:: Source records ::
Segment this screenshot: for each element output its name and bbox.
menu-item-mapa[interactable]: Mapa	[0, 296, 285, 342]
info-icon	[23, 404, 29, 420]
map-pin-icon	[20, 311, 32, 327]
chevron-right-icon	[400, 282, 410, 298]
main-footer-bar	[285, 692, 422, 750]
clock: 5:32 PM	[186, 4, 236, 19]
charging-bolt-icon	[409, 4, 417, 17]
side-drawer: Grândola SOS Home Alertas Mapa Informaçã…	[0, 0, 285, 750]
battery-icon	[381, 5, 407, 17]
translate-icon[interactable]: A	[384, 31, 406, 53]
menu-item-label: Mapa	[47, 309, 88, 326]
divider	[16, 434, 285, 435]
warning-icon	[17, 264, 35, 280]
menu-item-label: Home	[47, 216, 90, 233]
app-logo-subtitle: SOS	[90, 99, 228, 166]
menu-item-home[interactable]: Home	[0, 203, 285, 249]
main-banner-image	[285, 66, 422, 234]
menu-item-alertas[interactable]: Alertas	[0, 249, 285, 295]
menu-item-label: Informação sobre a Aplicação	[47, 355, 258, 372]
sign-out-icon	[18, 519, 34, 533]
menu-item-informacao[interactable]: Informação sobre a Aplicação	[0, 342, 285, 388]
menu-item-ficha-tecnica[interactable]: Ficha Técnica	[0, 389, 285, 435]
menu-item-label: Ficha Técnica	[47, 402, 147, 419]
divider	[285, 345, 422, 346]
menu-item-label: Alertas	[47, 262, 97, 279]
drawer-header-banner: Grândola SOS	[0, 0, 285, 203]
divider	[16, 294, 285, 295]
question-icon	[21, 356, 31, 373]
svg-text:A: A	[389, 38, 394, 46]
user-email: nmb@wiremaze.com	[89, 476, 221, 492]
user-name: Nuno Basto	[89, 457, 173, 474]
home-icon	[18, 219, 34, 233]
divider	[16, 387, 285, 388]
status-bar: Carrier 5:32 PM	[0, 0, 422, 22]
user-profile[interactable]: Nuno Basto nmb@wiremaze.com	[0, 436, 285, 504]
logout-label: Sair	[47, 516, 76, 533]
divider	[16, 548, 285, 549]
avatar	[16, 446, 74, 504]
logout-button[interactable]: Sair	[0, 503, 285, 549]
:::
What to produce: Reproduce every line of the records above, character for character, without adding or dropping anything.

Worked solution:
Segment this screenshot: for each element output its name and bbox.
menu-item-mapa[interactable]: Mapa	[0, 296, 285, 342]
info-icon	[23, 404, 29, 420]
map-pin-icon	[20, 311, 32, 327]
chevron-right-icon	[400, 282, 410, 298]
main-footer-bar	[285, 692, 422, 750]
clock: 5:32 PM	[186, 4, 236, 19]
charging-bolt-icon	[409, 4, 417, 17]
side-drawer: Grândola SOS Home Alertas Mapa Informaçã…	[0, 0, 285, 750]
battery-icon	[381, 5, 407, 17]
translate-icon[interactable]: A	[384, 31, 406, 53]
menu-item-label: Mapa	[47, 309, 88, 326]
divider	[16, 434, 285, 435]
warning-icon	[17, 264, 35, 280]
menu-item-label: Home	[47, 216, 90, 233]
app-logo-subtitle: SOS	[90, 99, 228, 166]
menu-item-home[interactable]: Home	[0, 203, 285, 249]
main-banner-image	[285, 66, 422, 234]
menu-item-alertas[interactable]: Alertas	[0, 249, 285, 295]
menu-item-label: Informação sobre a Aplicação	[47, 355, 258, 372]
sign-out-icon	[18, 519, 34, 533]
menu-item-informacao[interactable]: Informação sobre a Aplicação	[0, 342, 285, 388]
menu-item-ficha-tecnica[interactable]: Ficha Técnica	[0, 389, 285, 435]
menu-item-label: Ficha Técnica	[47, 402, 147, 419]
divider	[285, 345, 422, 346]
menu-item-label: Alertas	[47, 262, 97, 279]
drawer-header-banner: Grândola SOS	[0, 0, 285, 203]
divider	[16, 294, 285, 295]
question-icon	[21, 356, 31, 373]
svg-text:A: A	[389, 38, 394, 46]
user-email: nmb@wiremaze.com	[89, 476, 221, 492]
user-name: Nuno Basto	[89, 457, 173, 474]
home-icon	[18, 219, 34, 233]
divider	[16, 387, 285, 388]
status-bar: Carrier 5:32 PM	[0, 0, 422, 22]
user-profile[interactable]: Nuno Basto nmb@wiremaze.com	[0, 436, 285, 504]
logout-label: Sair	[47, 516, 76, 533]
divider	[16, 548, 285, 549]
avatar	[16, 446, 74, 504]
logout-button[interactable]: Sair	[0, 503, 285, 549]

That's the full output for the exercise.